§ **Brief**:
Determine how many lines of the records include "nAdministrativo", and answer with the number alone.

################

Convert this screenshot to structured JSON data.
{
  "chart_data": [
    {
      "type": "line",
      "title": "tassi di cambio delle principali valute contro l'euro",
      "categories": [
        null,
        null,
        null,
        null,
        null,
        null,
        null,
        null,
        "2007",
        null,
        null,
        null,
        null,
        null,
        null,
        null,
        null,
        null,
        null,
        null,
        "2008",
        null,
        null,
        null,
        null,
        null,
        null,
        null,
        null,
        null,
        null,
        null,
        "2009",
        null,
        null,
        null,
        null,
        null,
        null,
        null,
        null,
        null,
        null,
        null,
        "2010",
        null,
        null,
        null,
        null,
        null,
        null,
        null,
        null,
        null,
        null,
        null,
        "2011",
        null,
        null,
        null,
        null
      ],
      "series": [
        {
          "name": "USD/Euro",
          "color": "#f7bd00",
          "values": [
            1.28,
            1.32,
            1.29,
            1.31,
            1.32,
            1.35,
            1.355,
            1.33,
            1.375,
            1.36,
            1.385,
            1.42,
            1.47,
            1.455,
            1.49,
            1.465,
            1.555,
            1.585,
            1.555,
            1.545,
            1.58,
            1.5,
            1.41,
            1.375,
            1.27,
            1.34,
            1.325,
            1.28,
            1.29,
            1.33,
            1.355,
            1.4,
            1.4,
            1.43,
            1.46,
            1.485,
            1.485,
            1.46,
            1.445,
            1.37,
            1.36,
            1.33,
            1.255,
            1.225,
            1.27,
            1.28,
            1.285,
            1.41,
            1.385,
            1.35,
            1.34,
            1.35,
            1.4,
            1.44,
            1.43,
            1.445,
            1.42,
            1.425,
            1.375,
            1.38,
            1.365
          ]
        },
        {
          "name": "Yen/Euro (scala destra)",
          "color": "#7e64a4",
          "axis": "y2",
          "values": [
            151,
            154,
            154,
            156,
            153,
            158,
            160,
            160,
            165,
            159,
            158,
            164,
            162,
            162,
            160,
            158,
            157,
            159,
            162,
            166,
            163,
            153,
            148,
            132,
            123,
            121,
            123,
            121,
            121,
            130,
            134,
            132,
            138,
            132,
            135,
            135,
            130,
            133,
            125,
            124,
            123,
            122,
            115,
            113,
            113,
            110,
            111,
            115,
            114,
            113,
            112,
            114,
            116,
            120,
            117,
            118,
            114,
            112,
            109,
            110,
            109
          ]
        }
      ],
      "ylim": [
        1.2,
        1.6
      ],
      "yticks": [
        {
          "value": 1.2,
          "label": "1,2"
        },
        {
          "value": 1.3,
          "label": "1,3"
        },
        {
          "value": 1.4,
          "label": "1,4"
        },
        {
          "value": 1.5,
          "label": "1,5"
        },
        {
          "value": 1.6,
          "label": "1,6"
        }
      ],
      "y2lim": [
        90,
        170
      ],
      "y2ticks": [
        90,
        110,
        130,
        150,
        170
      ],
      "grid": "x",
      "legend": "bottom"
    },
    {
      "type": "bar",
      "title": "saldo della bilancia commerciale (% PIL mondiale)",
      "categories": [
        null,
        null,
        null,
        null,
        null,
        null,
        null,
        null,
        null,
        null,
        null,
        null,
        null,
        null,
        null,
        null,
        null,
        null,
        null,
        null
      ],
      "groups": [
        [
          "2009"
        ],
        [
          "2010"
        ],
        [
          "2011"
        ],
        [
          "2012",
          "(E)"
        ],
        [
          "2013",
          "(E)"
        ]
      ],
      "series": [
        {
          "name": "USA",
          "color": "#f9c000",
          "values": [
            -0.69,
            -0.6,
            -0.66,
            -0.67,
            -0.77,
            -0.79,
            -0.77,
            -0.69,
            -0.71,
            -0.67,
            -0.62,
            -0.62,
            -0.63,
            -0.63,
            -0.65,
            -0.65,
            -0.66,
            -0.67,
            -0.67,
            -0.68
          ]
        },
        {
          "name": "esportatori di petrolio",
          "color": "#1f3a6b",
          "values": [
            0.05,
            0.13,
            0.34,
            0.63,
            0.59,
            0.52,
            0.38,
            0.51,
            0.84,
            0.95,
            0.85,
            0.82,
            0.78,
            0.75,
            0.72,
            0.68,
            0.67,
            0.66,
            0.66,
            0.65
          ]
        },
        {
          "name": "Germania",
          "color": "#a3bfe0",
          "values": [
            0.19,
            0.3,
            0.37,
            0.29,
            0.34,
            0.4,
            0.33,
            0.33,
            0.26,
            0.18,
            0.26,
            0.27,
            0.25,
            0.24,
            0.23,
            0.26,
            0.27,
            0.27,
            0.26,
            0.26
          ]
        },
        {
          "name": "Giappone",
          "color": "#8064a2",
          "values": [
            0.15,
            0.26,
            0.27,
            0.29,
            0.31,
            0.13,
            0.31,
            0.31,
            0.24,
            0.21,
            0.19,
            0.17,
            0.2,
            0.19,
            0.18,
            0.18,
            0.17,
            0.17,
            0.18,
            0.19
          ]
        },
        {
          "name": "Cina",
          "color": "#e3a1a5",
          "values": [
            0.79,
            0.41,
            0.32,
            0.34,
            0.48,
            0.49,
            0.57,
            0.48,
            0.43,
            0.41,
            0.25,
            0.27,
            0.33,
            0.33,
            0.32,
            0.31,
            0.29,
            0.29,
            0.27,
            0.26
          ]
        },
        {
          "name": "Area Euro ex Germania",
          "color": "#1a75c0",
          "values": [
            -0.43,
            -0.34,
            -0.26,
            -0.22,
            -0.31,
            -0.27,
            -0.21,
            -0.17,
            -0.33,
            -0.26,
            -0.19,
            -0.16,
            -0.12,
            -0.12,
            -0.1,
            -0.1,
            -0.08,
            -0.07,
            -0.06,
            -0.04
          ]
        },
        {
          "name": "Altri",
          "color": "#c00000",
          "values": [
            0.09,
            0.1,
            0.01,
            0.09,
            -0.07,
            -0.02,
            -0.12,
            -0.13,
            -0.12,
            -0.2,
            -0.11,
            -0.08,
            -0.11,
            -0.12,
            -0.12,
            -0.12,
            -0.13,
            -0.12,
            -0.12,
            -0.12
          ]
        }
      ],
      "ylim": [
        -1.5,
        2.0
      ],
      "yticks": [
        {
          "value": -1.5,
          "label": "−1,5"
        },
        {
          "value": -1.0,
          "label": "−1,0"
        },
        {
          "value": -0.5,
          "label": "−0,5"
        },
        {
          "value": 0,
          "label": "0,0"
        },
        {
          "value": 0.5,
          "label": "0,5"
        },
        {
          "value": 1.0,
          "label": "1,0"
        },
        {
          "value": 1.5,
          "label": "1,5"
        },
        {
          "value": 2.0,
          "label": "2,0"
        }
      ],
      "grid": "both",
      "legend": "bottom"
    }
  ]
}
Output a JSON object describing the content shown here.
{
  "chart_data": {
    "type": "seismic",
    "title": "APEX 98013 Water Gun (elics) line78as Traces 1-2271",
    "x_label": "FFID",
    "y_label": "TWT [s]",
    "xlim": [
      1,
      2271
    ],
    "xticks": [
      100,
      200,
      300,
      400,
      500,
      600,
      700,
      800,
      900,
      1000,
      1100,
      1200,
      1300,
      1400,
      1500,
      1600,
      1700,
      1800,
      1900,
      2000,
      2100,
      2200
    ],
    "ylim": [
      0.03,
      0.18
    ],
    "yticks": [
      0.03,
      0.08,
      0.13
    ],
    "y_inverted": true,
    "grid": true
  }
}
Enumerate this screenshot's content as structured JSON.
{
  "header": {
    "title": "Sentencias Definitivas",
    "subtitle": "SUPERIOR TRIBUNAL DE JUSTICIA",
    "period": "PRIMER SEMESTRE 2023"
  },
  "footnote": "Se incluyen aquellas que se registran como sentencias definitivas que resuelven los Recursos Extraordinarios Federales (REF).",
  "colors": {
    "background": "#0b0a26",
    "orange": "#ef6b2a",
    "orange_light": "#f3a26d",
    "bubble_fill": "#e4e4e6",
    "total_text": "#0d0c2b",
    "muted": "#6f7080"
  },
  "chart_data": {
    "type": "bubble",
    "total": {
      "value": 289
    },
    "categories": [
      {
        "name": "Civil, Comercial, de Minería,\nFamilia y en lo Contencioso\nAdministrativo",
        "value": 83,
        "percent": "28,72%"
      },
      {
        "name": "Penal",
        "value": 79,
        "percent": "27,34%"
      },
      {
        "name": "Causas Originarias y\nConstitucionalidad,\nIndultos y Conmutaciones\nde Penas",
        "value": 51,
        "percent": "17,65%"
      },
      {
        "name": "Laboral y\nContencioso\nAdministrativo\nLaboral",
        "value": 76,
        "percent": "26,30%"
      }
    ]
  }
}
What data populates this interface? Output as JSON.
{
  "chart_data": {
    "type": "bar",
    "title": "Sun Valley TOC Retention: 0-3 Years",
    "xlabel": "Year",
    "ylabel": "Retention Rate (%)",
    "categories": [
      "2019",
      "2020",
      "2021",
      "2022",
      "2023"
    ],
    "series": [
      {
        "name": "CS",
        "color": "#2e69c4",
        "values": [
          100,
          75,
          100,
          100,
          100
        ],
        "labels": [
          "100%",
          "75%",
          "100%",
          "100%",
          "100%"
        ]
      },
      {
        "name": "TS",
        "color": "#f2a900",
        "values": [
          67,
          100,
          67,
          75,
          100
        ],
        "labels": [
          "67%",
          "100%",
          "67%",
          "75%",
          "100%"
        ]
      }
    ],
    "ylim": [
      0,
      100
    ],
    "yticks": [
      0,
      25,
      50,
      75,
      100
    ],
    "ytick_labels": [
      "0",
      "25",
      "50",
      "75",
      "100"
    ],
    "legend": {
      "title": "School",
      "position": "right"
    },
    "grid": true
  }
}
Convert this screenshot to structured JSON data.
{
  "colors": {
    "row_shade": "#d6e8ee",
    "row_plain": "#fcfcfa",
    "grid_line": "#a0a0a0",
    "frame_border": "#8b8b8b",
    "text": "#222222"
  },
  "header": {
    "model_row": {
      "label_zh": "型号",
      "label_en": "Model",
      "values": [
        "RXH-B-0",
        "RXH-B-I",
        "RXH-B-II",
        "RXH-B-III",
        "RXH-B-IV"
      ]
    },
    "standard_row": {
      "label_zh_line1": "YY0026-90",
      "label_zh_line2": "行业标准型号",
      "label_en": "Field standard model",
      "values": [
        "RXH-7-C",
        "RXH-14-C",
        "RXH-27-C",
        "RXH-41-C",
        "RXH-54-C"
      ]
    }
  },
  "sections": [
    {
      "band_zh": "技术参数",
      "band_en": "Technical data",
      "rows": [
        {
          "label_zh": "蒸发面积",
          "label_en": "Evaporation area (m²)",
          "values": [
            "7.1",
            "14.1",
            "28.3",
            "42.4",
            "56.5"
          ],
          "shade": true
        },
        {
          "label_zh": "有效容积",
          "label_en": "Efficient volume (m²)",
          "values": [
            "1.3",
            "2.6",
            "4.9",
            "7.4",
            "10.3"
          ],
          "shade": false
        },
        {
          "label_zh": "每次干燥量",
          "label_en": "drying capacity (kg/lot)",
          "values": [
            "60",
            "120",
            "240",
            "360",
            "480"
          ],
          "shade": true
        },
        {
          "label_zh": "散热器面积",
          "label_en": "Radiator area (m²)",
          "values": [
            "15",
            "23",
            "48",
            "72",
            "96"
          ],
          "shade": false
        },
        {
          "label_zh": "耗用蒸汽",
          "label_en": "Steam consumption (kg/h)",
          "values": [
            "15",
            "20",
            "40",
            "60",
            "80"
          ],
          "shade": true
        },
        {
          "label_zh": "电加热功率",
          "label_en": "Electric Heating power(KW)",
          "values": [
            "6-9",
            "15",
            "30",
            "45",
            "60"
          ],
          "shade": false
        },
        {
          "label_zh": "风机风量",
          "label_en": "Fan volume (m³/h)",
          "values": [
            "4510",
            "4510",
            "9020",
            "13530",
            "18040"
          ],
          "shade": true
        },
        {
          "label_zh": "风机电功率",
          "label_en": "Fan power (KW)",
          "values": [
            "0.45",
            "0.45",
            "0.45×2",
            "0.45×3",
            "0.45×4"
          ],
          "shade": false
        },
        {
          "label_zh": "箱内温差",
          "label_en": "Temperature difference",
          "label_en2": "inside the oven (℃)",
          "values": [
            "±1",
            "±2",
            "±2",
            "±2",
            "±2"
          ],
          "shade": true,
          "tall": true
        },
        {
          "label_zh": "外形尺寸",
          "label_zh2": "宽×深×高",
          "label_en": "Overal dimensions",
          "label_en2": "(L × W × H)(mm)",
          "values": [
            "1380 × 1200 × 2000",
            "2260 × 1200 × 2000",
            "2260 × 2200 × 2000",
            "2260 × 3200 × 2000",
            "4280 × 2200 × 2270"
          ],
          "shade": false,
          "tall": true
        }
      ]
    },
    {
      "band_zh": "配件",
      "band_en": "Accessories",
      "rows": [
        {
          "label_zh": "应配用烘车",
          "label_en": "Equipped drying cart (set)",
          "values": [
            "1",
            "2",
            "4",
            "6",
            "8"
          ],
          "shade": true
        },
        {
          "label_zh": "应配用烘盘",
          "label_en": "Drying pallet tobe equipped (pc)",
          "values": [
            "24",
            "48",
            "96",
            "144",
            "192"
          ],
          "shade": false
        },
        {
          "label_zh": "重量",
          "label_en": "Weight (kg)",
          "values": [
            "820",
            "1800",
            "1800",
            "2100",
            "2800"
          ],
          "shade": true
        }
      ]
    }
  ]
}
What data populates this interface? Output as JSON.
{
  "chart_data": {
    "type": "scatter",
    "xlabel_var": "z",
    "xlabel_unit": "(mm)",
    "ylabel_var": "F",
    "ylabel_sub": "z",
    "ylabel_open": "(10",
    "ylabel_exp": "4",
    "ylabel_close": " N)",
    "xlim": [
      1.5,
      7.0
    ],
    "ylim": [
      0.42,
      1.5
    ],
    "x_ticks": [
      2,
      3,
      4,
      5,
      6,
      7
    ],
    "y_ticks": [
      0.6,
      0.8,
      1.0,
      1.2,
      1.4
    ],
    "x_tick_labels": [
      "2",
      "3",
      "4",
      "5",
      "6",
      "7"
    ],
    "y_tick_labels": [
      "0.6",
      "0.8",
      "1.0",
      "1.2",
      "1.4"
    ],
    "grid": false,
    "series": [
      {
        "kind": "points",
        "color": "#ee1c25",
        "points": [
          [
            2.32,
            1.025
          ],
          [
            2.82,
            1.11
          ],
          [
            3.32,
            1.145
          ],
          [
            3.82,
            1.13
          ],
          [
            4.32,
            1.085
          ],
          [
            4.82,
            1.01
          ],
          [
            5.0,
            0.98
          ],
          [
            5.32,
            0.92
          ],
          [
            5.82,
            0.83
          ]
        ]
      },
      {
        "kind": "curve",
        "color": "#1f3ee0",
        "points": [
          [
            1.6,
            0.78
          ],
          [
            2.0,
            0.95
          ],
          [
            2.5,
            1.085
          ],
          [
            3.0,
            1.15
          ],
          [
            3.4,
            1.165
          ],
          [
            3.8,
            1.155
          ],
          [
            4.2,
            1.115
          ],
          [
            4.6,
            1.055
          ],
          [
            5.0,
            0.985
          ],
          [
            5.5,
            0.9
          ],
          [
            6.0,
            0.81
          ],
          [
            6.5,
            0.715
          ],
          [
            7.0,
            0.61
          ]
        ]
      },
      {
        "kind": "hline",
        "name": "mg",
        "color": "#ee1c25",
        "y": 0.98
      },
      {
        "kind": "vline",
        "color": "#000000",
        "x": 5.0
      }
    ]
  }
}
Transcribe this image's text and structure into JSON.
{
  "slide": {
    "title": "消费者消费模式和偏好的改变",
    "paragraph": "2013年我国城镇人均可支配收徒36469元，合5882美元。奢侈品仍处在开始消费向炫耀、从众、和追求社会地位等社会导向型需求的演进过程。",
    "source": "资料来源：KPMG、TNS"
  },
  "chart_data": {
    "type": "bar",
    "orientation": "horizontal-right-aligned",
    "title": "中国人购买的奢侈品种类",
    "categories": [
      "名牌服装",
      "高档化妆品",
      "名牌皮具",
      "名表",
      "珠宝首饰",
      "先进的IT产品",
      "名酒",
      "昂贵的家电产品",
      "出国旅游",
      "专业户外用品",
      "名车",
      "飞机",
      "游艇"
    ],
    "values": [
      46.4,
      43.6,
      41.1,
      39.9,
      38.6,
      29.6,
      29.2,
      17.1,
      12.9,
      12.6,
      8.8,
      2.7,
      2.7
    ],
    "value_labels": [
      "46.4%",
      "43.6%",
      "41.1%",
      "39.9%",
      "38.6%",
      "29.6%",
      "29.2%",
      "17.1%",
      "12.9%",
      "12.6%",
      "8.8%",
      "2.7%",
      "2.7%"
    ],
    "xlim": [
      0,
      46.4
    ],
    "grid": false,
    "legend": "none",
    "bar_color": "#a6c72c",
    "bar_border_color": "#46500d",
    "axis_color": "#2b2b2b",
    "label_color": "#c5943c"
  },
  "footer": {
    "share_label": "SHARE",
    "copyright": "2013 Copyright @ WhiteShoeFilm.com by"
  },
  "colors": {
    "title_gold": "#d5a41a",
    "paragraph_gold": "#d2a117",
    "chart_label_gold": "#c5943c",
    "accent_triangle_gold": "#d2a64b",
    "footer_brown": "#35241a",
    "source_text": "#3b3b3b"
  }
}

################

§ **Reply to the task**:
2